AIM OF THE EXERCISE: How many lines of the records below contain the string "HikariPool"? Case must match. Give only the number.

----------------------------------------

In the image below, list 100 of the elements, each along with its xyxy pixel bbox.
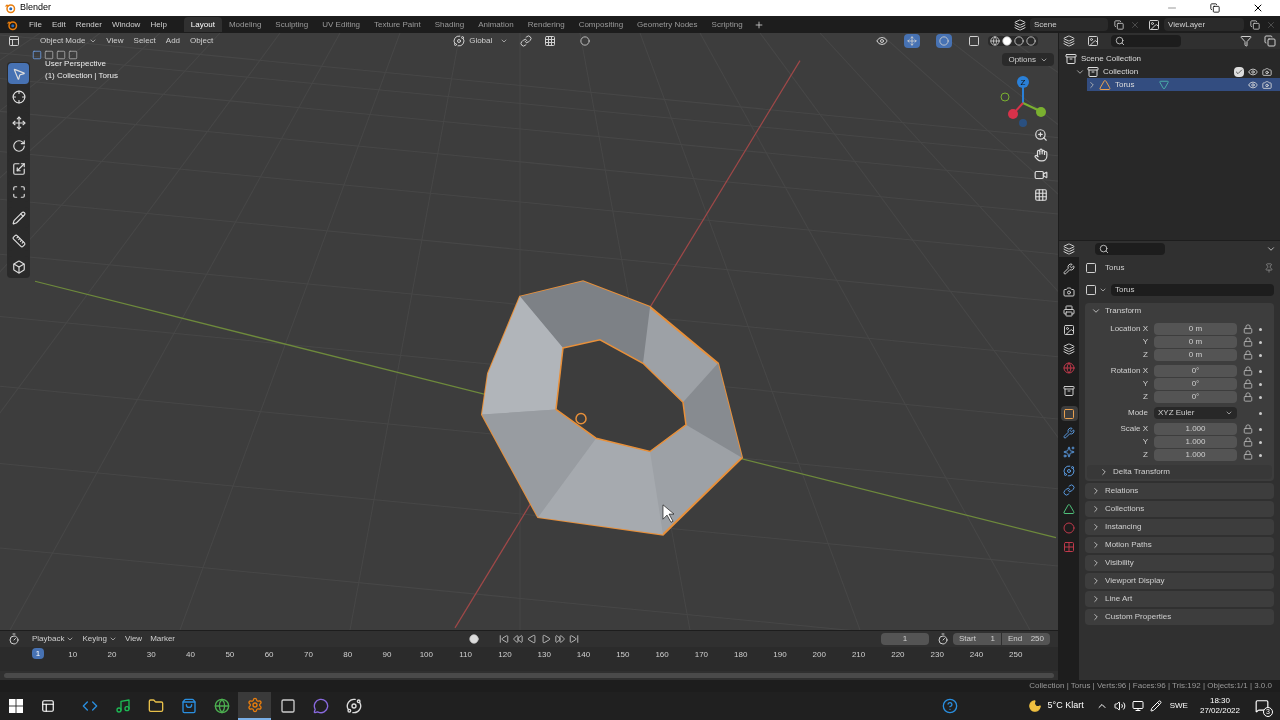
workspace-tab[interactable]: Modeling (221, 17, 269, 32)
property-label: Rotation X (1109, 365, 1149, 377)
property-label: Y (1141, 336, 1149, 348)
panel-title: Line Art (1105, 593, 1133, 605)
scene-field[interactable]: Scene (1030, 18, 1108, 31)
viewport-menu[interactable]: Add (160, 35, 186, 47)
object-name-field[interactable]: Torus (1111, 284, 1274, 296)
frame-number: 240 (968, 649, 985, 661)
property-label: Scale X (1119, 423, 1149, 435)
panel-header[interactable]: Viewport Display (1085, 573, 1274, 589)
weather-text[interactable]: 5°C Klart (1047, 699, 1084, 713)
outliner-row[interactable]: Collection (1075, 65, 1280, 78)
viewport-menu[interactable]: View (101, 35, 129, 47)
viewport-menu[interactable]: Object (185, 35, 219, 47)
number-field[interactable]: 0° (1154, 365, 1237, 377)
number-field[interactable]: 1.000 (1154, 436, 1237, 448)
workspace-tab[interactable]: Shading (427, 17, 472, 32)
object-title: Torus (1105, 262, 1125, 274)
number-field[interactable]: 0 m (1154, 323, 1237, 335)
panel-header[interactable]: Visibility (1085, 555, 1274, 571)
workspace-tab[interactable]: Texture Paint (367, 17, 428, 32)
frame-number: 70 (302, 649, 314, 661)
timeline-menu[interactable]: Playback (28, 633, 79, 645)
panel-header[interactable]: Custom Properties (1085, 609, 1274, 625)
panel-title: Instancing (1105, 521, 1142, 533)
outliner-label: Collection (1103, 65, 1139, 78)
workspace-tab[interactable]: Layout (183, 17, 222, 32)
workspace-tab[interactable]: Geometry Nodes (630, 17, 705, 32)
start-frame-field[interactable]: Start 1 (953, 633, 1001, 645)
workspace-tab[interactable]: Compositing (571, 17, 631, 32)
frame-number: 120 (497, 649, 513, 661)
timeline-menu[interactable]: Marker (146, 633, 180, 645)
panel-header[interactable]: Transform (1085, 303, 1274, 319)
frame-number: 80 (342, 649, 354, 661)
panel-header[interactable]: Relations (1085, 483, 1274, 499)
workspace-tab[interactable]: UV Editing (315, 17, 368, 32)
number-field[interactable]: 0° (1154, 391, 1237, 403)
panel-title: Collections (1105, 503, 1145, 515)
menu-item[interactable]: Edit (46, 18, 71, 31)
frame-number: 60 (263, 649, 275, 661)
workspace-tab[interactable]: Sculpting (268, 17, 316, 32)
frame-number: 150 (615, 649, 631, 661)
number-field[interactable]: 1.000 (1154, 449, 1237, 461)
menu-item[interactable]: Render (70, 18, 107, 31)
mode-dropdown[interactable]: Object Mode (36, 34, 102, 48)
viewport-menu[interactable]: Select (128, 35, 161, 47)
panel-title: Custom Properties (1105, 611, 1172, 623)
menu-item[interactable]: File (24, 18, 47, 31)
property-label: Mode (1127, 407, 1149, 419)
viewport-info-text: User Perspective (45, 58, 107, 70)
menu-item[interactable]: Window (106, 18, 146, 31)
orientation-dropdown[interactable]: Global (469, 35, 509, 47)
panel-header[interactable]: Instancing (1085, 519, 1274, 535)
viewport-info-text: (1) Collection | Torus (45, 70, 119, 82)
subpanel-header[interactable]: Delta Transform (1087, 465, 1272, 479)
workspace-tab[interactable]: Rendering (520, 17, 572, 32)
frame-number: 180 (733, 649, 749, 661)
end-frame-field[interactable]: End 250 (1002, 633, 1050, 645)
frame-number: 220 (890, 649, 906, 661)
view-layer-field[interactable]: ViewLayer (1164, 18, 1244, 31)
panel-title: Transform (1105, 305, 1142, 317)
outliner-row[interactable]: Torus (1087, 78, 1280, 91)
property-label: Location X (1109, 323, 1149, 335)
number-field[interactable]: 1.000 (1154, 423, 1237, 435)
panel-title: Relations (1105, 485, 1139, 497)
frame-number: 110 (458, 649, 473, 661)
workspace-tab[interactable]: Scripting (704, 17, 750, 32)
window-title: Blender (20, 1, 52, 15)
language-indicator[interactable]: SWE (1169, 700, 1188, 712)
workspace-tab[interactable]: Animation (471, 17, 521, 32)
frame-number: 130 (536, 649, 552, 661)
frame-number: 40 (185, 649, 196, 661)
panel-title: Visibility (1105, 557, 1134, 569)
frame-number: 90 (381, 649, 393, 661)
options-dropdown[interactable]: Options (1002, 53, 1054, 66)
frame-number: 210 (850, 649, 867, 661)
playhead[interactable]: 1 (32, 648, 44, 659)
panel-header[interactable]: Line Art (1085, 591, 1274, 607)
property-label: Z (1142, 391, 1149, 403)
outliner-row[interactable]: Scene Collection (1063, 52, 1280, 65)
frame-number: 30 (145, 649, 157, 661)
panel-title: Viewport Display (1105, 575, 1165, 587)
current-frame-field[interactable]: 1 (881, 633, 929, 645)
number-field[interactable]: 0° (1154, 378, 1237, 390)
panel-header[interactable]: Motion Paths (1085, 537, 1274, 553)
panel-header[interactable]: Collections (1085, 501, 1274, 517)
number-field[interactable]: 0 m (1154, 349, 1237, 361)
frame-number: 230 (929, 649, 945, 661)
clock[interactable]: 18:30 27/02/2022 (1199, 696, 1240, 716)
panel-title: Motion Paths (1105, 539, 1152, 551)
timeline-menu[interactable]: Keying (78, 633, 121, 645)
frame-number: 50 (224, 649, 236, 661)
menu-item[interactable]: Help (145, 18, 172, 31)
status-bar-text: Collection | Torus | Verts:96 | Faces:96 | Tris:192 | Objects:1/1 | 3.0.0 (1029, 680, 1272, 692)
mode-dropdown[interactable]: XYZ Euler (1154, 407, 1237, 419)
property-label: Z (1142, 449, 1149, 461)
timeline-menu[interactable]: View (120, 633, 147, 645)
frame-number: 100 (418, 649, 434, 661)
frame-number: 140 (575, 649, 592, 661)
number-field[interactable]: 0 m (1154, 336, 1237, 348)
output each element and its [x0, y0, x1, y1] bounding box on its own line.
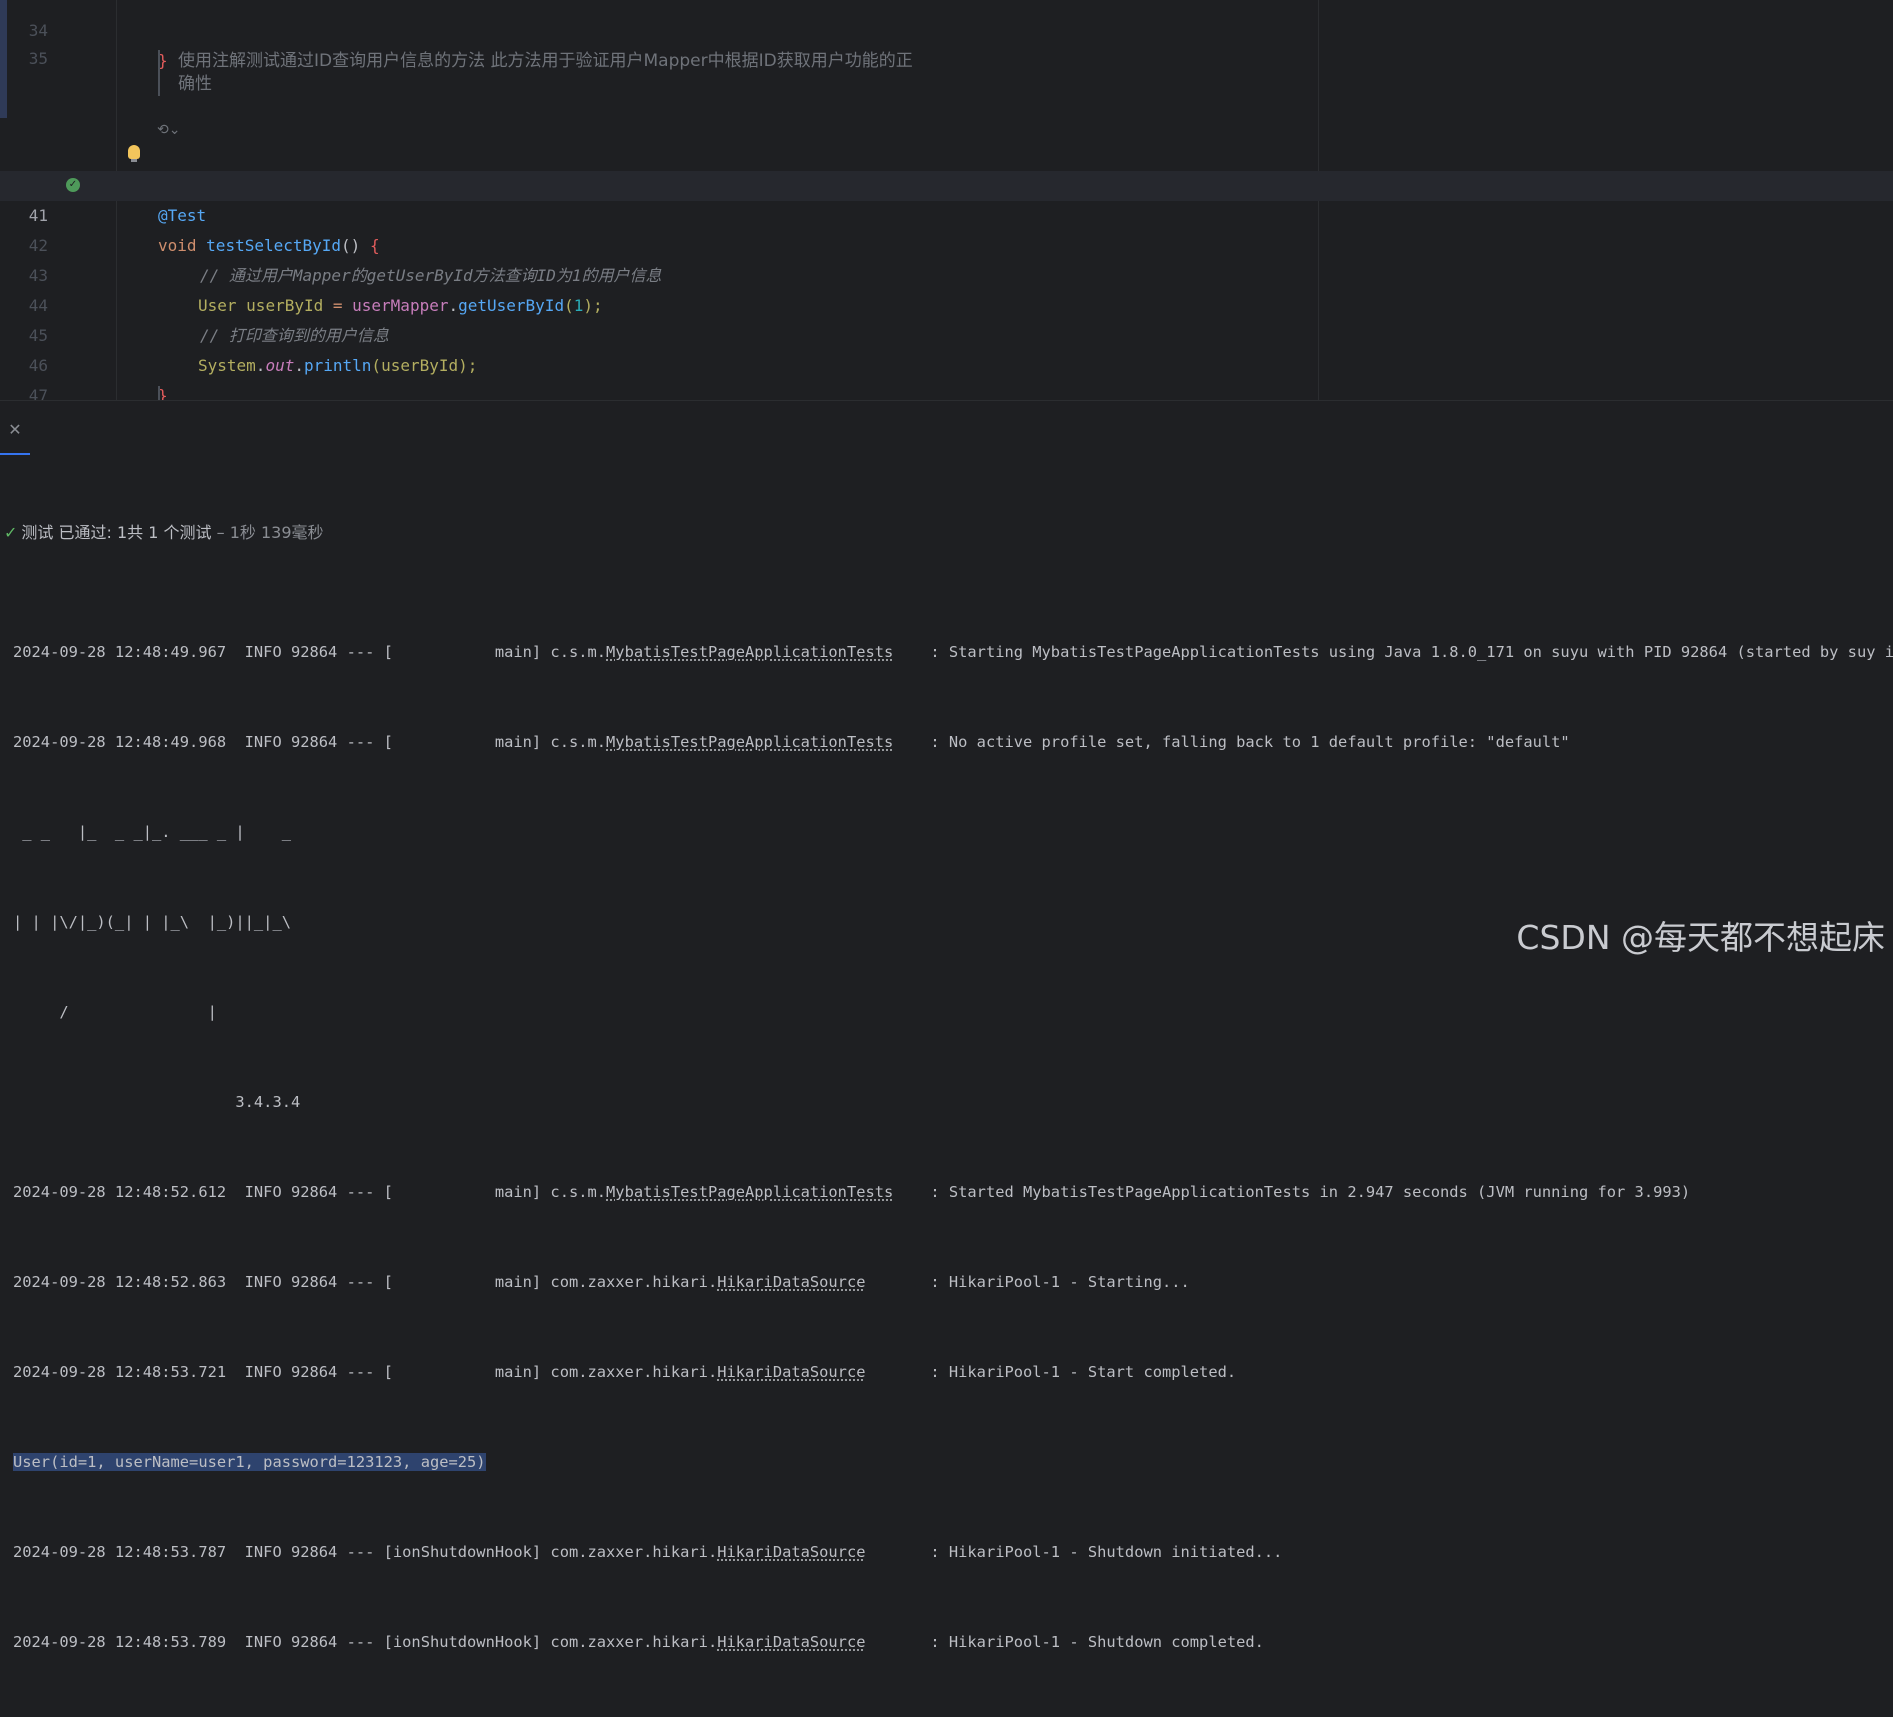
reader-mode-toggle-icon[interactable]: ⟲⌄ [157, 122, 180, 138]
log-prefix: 2024-09-28 12:48:49.968 INFO 92864 --- [… [13, 733, 607, 751]
log-message: : HikariPool-1 - Starting... [865, 1273, 1190, 1291]
log-line: 2024-09-28 12:48:52.612 INFO 92864 --- [… [13, 1177, 1893, 1207]
log-line: 2024-09-28 12:48:53.721 INFO 92864 --- [… [13, 1357, 1893, 1387]
class-link[interactable]: HikariDataSource [717, 1543, 865, 1561]
check-icon: ✓ [4, 523, 18, 542]
watermark: CSDN @每天都不想起床 [1512, 911, 1885, 959]
code-line-41[interactable]: 41 void testSelectById() { [0, 171, 1893, 255]
rendered-doc-comment[interactable]: 使用注解测试通过ID查询用户信息的方法 此方法用于验证用户Mapper中根据ID… [158, 50, 978, 96]
log-line: 2024-09-28 12:48:53.787 INFO 92864 --- [… [13, 1537, 1893, 1567]
log-message: : HikariPool-1 - Shutdown completed. [865, 1633, 1264, 1651]
log-line: 2024-09-28 12:48:49.968 INFO 92864 --- [… [13, 727, 1893, 757]
status-text: 测试 已通过: 1共 1 个测试 [21, 523, 212, 542]
run-tool-window[interactable]: ✕ ✓ 测试 已通过: 1共 1 个测试 – 1秒 139毫秒 2024-09-2… [0, 400, 1893, 1651]
log-prefix: 2024-09-28 12:48:53.789 INFO 92864 --- [… [13, 1633, 718, 1651]
log-line: 2024-09-28 12:48:53.789 INFO 92864 --- [… [13, 1627, 1893, 1657]
log-message: : HikariPool-1 - Shutdown initiated... [865, 1543, 1283, 1561]
code-line-42[interactable]: 42 // 通过用户Mapper的getUserById方法查询ID为1的用户信… [0, 201, 1893, 285]
code-line-45[interactable]: 45 System.out.println(userById); [0, 291, 1893, 375]
code-line-40[interactable]: 40 @Test [0, 141, 1893, 225]
log-line: 2024-09-28 12:48:52.863 INFO 92864 --- [… [13, 1267, 1893, 1297]
class-link[interactable]: HikariDataSource [717, 1273, 865, 1291]
class-link[interactable]: HikariDataSource [717, 1633, 865, 1651]
selected-output[interactable]: User(id=1, userName=user1, password=1231… [13, 1453, 486, 1471]
class-link[interactable]: MybatisTestPageApplicationTests [606, 733, 893, 751]
doc-comment-text: 确性 [178, 74, 212, 94]
result-line: User(id=1, userName=user1, password=1231… [13, 1447, 1893, 1477]
class-link[interactable]: HikariDataSource [717, 1363, 865, 1381]
class-link[interactable]: MybatisTestPageApplicationTests [606, 643, 893, 661]
log-message: : Starting MybatisTestPageApplicationTes… [893, 643, 1893, 661]
close-tab-button[interactable]: ✕ [0, 401, 30, 455]
log-prefix: 2024-09-28 12:48:52.863 INFO 92864 --- [… [13, 1273, 718, 1291]
run-test-icon[interactable]: ✓ [66, 178, 80, 192]
code-line-46[interactable]: 46 } [0, 321, 1893, 400]
log-line: 2024-09-28 12:48:49.967 INFO 92864 --- [… [13, 637, 1893, 667]
log-prefix: 2024-09-28 12:48:49.967 INFO 92864 --- [… [13, 643, 607, 661]
line-number: 35 [28, 49, 48, 68]
class-link[interactable]: MybatisTestPageApplicationTests [606, 1183, 893, 1201]
log-prefix: 2024-09-28 12:48:52.612 INFO 92864 --- [… [13, 1183, 607, 1201]
log-prefix: 2024-09-28 12:48:53.721 INFO 92864 --- [… [13, 1363, 718, 1381]
banner-line: _ _ |_ _ _|_. ___ _ | _ [13, 823, 291, 841]
log-prefix: 2024-09-28 12:48:53.787 INFO 92864 --- [… [13, 1543, 718, 1561]
code-line-35[interactable]: 35 [0, 14, 1893, 68]
log-message: : Started MybatisTestPageApplicationTest… [893, 1183, 1691, 1201]
console-output[interactable]: 2024-09-28 12:48:49.967 INFO 92864 --- [… [13, 577, 1893, 1717]
log-message: : HikariPool-1 - Start completed. [865, 1363, 1237, 1381]
close-icon: ✕ [8, 420, 22, 439]
doc-comment-text: 使用注解测试通过ID查询用户信息的方法 此方法用于验证用户Mapper中根据ID… [178, 51, 913, 71]
active-tab-indicator [0, 453, 30, 455]
test-status: ✓ 测试 已通过: 1共 1 个测试 – 1秒 139毫秒 [4, 519, 324, 543]
code-line-47[interactable]: 47 [0, 351, 1893, 400]
code-line-43[interactable]: 43 User userById = userMapper.getUserByI… [0, 231, 1893, 315]
log-message: : No active profile set, falling back to… [893, 733, 1570, 751]
banner-version: 3.4.3.4 [13, 1093, 301, 1111]
code-editor[interactable]: 34 } 35 使用注解测试通过ID查询用户信息的方法 此方法用于验证用户Map… [0, 0, 1893, 400]
doc-comment-border [158, 386, 160, 400]
code-line-44[interactable]: 44 // 打印查询到的用户信息 [0, 261, 1893, 345]
banner-line: / | [13, 1003, 217, 1021]
status-duration: – 1秒 139毫秒 [211, 523, 324, 542]
line-number: 47 [28, 386, 48, 400]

----------------------------------------

SOLUTION FOR THIS EXERCISE: 4